***** RECORD LIST

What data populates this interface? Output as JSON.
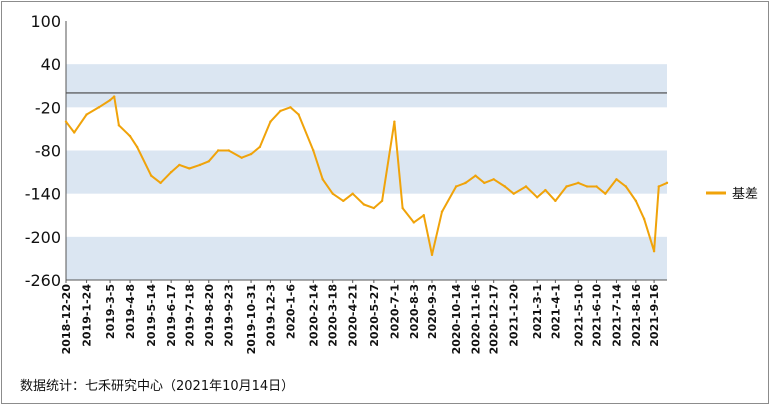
{
  "chart_data": {
    "type": "line",
    "title": "",
    "xlabel": "",
    "ylabel": "",
    "ylim": [
      -260,
      100
    ],
    "yticks": [
      100,
      40,
      -20,
      -80,
      -140,
      -200,
      -260
    ],
    "shaded_bands": [
      [
        -20,
        40
      ],
      [
        -140,
        -80
      ],
      [
        -260,
        -200
      ]
    ],
    "reference_line": 0,
    "grid": false,
    "legend_position": "right",
    "colors": {
      "series": "#f0a30a",
      "band": "#dbe6f2",
      "zero_line": "#444444"
    },
    "x_tick_labels": [
      "2018-12-20",
      "2019-1-24",
      "2019-3-5",
      "2019-4-8",
      "2019-5-14",
      "2019-6-17",
      "2019-7-18",
      "2019-8-20",
      "2019-9-23",
      "2019-10-31",
      "2019-12-3",
      "2020-1-6",
      "2020-2-14",
      "2020-3-18",
      "2020-4-21",
      "2020-5-27",
      "2020-7-1",
      "2020-8-3",
      "2020-9-3",
      "2020-10-14",
      "2020-11-16",
      "2020-12-17",
      "2021-1-20",
      "2021-3-1",
      "2021-4-1",
      "2021-5-10",
      "2021-6-10",
      "2021-7-14",
      "2021-8-16",
      "2021-9-16"
    ],
    "series": [
      {
        "name": "基差",
        "x": [
          "2018-12-20",
          "2019-1-3",
          "2019-1-24",
          "2019-2-14",
          "2019-3-5",
          "2019-3-12",
          "2019-3-20",
          "2019-4-8",
          "2019-4-20",
          "2019-5-14",
          "2019-5-30",
          "2019-6-17",
          "2019-7-1",
          "2019-7-18",
          "2019-8-5",
          "2019-8-20",
          "2019-9-5",
          "2019-9-23",
          "2019-10-15",
          "2019-10-31",
          "2019-11-15",
          "2019-12-3",
          "2019-12-20",
          "2020-1-6",
          "2020-1-20",
          "2020-2-14",
          "2020-3-1",
          "2020-3-18",
          "2020-4-5",
          "2020-4-21",
          "2020-5-10",
          "2020-5-27",
          "2020-6-10",
          "2020-7-1",
          "2020-7-15",
          "2020-8-3",
          "2020-8-20",
          "2020-9-3",
          "2020-9-20",
          "2020-10-14",
          "2020-10-30",
          "2020-11-16",
          "2020-12-1",
          "2020-12-17",
          "2021-1-5",
          "2021-1-20",
          "2021-2-10",
          "2021-3-1",
          "2021-3-15",
          "2021-4-1",
          "2021-4-20",
          "2021-5-10",
          "2021-5-25",
          "2021-6-10",
          "2021-6-25",
          "2021-7-14",
          "2021-7-30",
          "2021-8-16",
          "2021-8-30",
          "2021-9-16",
          "2021-9-24",
          "2021-10-8"
        ],
        "values": [
          -40,
          -55,
          -30,
          -20,
          -10,
          -5,
          -45,
          -60,
          -75,
          -115,
          -125,
          -110,
          -100,
          -105,
          -100,
          -95,
          -80,
          -80,
          -90,
          -85,
          -75,
          -40,
          -25,
          -20,
          -30,
          -80,
          -120,
          -140,
          -150,
          -140,
          -155,
          -160,
          -150,
          -40,
          -160,
          -180,
          -170,
          -225,
          -165,
          -130,
          -125,
          -115,
          -125,
          -120,
          -130,
          -140,
          -130,
          -145,
          -135,
          -150,
          -130,
          -125,
          -130,
          -130,
          -140,
          -120,
          -130,
          -150,
          -175,
          -220,
          -130,
          -125
        ]
      }
    ]
  },
  "legend": {
    "label": "基差"
  },
  "source_note": "数据统计：七禾研究中心（2021年10月14日）"
}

**********

# EXERCISE TASK
Repeat each entry precisely as it appears. Leave the pictures out.

# PROBLEM SOLUTION
What data populates this interface? Output as JSON.
{
  "chart_data": {
    "type": "line",
    "title": "",
    "xlabel": "",
    "ylabel": "",
    "ylim": [
      -260,
      100
    ],
    "yticks": [
      100,
      40,
      -20,
      -80,
      -140,
      -200,
      -260
    ],
    "shaded_bands": [
      [
        -20,
        40
      ],
      [
        -140,
        -80
      ],
      [
        -260,
        -200
      ]
    ],
    "reference_line": 0,
    "grid": false,
    "legend_position": "right",
    "colors": {
      "series": "#f0a30a",
      "band": "#dbe6f2",
      "zero_line": "#444444"
    },
    "x_tick_labels": [
      "2018-12-20",
      "2019-1-24",
      "2019-3-5",
      "2019-4-8",
      "2019-5-14",
      "2019-6-17",
      "2019-7-18",
      "2019-8-20",
      "2019-9-23",
      "2019-10-31",
      "2019-12-3",
      "2020-1-6",
      "2020-2-14",
      "2020-3-18",
      "2020-4-21",
      "2020-5-27",
      "2020-7-1",
      "2020-8-3",
      "2020-9-3",
      "2020-10-14",
      "2020-11-16",
      "2020-12-17",
      "2021-1-20",
      "2021-3-1",
      "2021-4-1",
      "2021-5-10",
      "2021-6-10",
      "2021-7-14",
      "2021-8-16",
      "2021-9-16"
    ],
    "series": [
      {
        "name": "基差",
        "x": [
          "2018-12-20",
          "2019-1-3",
          "2019-1-24",
          "2019-2-14",
          "2019-3-5",
          "2019-3-12",
          "2019-3-20",
          "2019-4-8",
          "2019-4-20",
          "2019-5-14",
          "2019-5-30",
          "2019-6-17",
          "2019-7-1",
          "2019-7-18",
          "2019-8-5",
          "2019-8-20",
          "2019-9-5",
          "2019-9-23",
          "2019-10-15",
          "2019-10-31",
          "2019-11-15",
          "2019-12-3",
          "2019-12-20",
          "2020-1-6",
          "2020-1-20",
          "2020-2-14",
          "2020-3-1",
          "2020-3-18",
          "2020-4-5",
          "2020-4-21",
          "2020-5-10",
          "2020-5-27",
          "2020-6-10",
          "2020-7-1",
          "2020-7-15",
          "2020-8-3",
          "2020-8-20",
          "2020-9-3",
          "2020-9-20",
          "2020-10-14",
          "2020-10-30",
          "2020-11-16",
          "2020-12-1",
          "2020-12-17",
          "2021-1-5",
          "2021-1-20",
          "2021-2-10",
          "2021-3-1",
          "2021-3-15",
          "2021-4-1",
          "2021-4-20",
          "2021-5-10",
          "2021-5-25",
          "2021-6-10",
          "2021-6-25",
          "2021-7-14",
          "2021-7-30",
          "2021-8-16",
          "2021-8-30",
          "2021-9-16",
          "2021-9-24",
          "2021-10-8"
        ],
        "values": [
          -40,
          -55,
          -30,
          -20,
          -10,
          -5,
          -45,
          -60,
          -75,
          -115,
          -125,
          -110,
          -100,
          -105,
          -100,
          -95,
          -80,
          -80,
          -90,
          -85,
          -75,
          -40,
          -25,
          -20,
          -30,
          -80,
          -120,
          -140,
          -150,
          -140,
          -155,
          -160,
          -150,
          -40,
          -160,
          -180,
          -170,
          -225,
          -165,
          -130,
          -125,
          -115,
          -125,
          -120,
          -130,
          -140,
          -130,
          -145,
          -135,
          -150,
          -130,
          -125,
          -130,
          -130,
          -140,
          -120,
          -130,
          -150,
          -175,
          -220,
          -130,
          -125
        ]
      }
    ]
  },
  "legend": {
    "label": "基差"
  },
  "source_note": "数据统计：七禾研究中心（2021年10月14日）"
}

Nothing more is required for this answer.